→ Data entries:

——

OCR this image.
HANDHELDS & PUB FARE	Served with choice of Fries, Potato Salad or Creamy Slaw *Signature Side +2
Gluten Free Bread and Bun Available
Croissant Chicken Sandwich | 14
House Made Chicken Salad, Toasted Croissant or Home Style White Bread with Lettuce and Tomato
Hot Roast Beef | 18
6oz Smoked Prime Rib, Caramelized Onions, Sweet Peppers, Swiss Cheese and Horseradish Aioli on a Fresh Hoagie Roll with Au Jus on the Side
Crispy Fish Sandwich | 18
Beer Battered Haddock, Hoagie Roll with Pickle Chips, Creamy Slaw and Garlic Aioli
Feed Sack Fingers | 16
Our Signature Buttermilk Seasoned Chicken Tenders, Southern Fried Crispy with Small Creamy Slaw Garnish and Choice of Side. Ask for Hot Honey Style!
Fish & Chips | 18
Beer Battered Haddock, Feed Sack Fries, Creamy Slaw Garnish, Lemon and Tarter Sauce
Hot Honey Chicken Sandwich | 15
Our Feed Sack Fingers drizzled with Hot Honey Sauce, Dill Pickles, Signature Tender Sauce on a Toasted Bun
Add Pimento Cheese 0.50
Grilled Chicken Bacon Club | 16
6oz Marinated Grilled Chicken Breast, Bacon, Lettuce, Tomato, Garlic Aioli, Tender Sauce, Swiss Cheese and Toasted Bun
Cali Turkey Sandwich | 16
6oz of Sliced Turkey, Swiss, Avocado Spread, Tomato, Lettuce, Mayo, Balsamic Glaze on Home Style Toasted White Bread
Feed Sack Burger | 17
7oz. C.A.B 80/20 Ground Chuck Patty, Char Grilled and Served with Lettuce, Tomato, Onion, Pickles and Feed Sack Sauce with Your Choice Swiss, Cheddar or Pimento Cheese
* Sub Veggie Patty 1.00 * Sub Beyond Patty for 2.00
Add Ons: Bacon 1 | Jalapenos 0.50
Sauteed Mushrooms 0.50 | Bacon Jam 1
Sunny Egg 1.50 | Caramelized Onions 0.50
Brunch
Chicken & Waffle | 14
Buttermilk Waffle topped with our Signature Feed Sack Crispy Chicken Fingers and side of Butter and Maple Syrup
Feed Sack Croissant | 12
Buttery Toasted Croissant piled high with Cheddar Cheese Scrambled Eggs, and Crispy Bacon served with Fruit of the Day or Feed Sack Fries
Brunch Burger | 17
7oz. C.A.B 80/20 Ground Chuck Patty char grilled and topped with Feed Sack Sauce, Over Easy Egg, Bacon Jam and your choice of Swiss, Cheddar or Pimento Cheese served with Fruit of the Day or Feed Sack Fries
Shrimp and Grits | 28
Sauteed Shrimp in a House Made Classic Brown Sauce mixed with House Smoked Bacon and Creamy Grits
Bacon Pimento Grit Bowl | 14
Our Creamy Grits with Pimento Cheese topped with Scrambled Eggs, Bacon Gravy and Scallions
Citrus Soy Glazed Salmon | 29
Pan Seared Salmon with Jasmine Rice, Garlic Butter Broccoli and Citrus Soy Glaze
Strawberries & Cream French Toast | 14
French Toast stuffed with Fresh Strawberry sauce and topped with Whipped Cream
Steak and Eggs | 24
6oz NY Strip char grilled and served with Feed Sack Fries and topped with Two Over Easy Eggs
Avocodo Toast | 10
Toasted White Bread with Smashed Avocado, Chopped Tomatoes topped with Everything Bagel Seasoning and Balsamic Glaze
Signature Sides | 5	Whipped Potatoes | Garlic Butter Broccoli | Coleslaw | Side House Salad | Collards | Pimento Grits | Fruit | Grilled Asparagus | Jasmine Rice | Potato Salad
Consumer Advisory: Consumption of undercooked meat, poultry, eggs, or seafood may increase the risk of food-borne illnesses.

——

→ The problem: Select every line of the records holding the string "Onions".

→ Solved exercise:
6oz Smoked Prime Rib, Caramelized Onions, Sweet Peppers, Swiss Cheese and Horseradish Aioli on a Fresh Hoagie Roll with Au Jus on the Side
Sunny Egg 1.50 | Caramelized Onions 0.50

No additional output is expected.